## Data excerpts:

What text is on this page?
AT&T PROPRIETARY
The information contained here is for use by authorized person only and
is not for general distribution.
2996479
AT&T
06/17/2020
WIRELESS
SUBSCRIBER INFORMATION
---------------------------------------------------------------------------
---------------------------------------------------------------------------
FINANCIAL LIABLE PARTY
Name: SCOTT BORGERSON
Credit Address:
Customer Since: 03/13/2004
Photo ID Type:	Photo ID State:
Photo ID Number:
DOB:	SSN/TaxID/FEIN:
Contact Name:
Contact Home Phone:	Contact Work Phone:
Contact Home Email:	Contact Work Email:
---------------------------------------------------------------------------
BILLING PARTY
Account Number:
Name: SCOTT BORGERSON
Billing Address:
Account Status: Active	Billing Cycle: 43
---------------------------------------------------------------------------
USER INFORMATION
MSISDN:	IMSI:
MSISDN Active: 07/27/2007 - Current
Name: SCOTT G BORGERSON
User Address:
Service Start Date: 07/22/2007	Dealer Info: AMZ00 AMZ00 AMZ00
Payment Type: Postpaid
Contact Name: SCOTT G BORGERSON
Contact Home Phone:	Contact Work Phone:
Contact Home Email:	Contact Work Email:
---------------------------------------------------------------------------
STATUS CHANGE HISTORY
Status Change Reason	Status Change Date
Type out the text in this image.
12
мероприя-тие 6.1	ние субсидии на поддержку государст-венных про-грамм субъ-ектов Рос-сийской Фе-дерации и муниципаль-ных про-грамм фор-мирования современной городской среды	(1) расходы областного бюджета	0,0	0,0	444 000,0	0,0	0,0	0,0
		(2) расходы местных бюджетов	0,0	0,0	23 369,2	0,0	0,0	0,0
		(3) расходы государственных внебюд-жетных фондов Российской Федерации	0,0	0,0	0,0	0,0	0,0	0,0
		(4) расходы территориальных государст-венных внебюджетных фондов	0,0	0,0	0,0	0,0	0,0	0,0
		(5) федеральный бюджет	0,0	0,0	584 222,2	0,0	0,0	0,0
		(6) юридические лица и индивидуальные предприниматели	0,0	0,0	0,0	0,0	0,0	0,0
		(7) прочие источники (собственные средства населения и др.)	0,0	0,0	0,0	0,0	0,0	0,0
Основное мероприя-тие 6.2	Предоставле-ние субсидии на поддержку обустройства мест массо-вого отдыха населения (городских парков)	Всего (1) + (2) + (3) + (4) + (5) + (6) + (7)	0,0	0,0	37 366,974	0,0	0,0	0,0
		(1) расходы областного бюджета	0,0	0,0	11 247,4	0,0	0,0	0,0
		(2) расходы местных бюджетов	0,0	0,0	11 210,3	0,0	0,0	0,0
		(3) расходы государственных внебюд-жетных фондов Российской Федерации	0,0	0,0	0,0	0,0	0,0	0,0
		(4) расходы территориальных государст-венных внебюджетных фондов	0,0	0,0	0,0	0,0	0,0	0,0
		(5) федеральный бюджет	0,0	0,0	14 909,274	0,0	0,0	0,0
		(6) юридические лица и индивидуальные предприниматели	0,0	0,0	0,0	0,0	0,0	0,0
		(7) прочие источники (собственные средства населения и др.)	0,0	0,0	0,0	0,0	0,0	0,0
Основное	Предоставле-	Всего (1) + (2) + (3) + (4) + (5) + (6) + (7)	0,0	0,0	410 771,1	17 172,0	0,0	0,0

## Requirement:
Filter the entries down to the lines with the word "Address" in them.

## Final result:
Credit Address:
Billing Address:
User Address:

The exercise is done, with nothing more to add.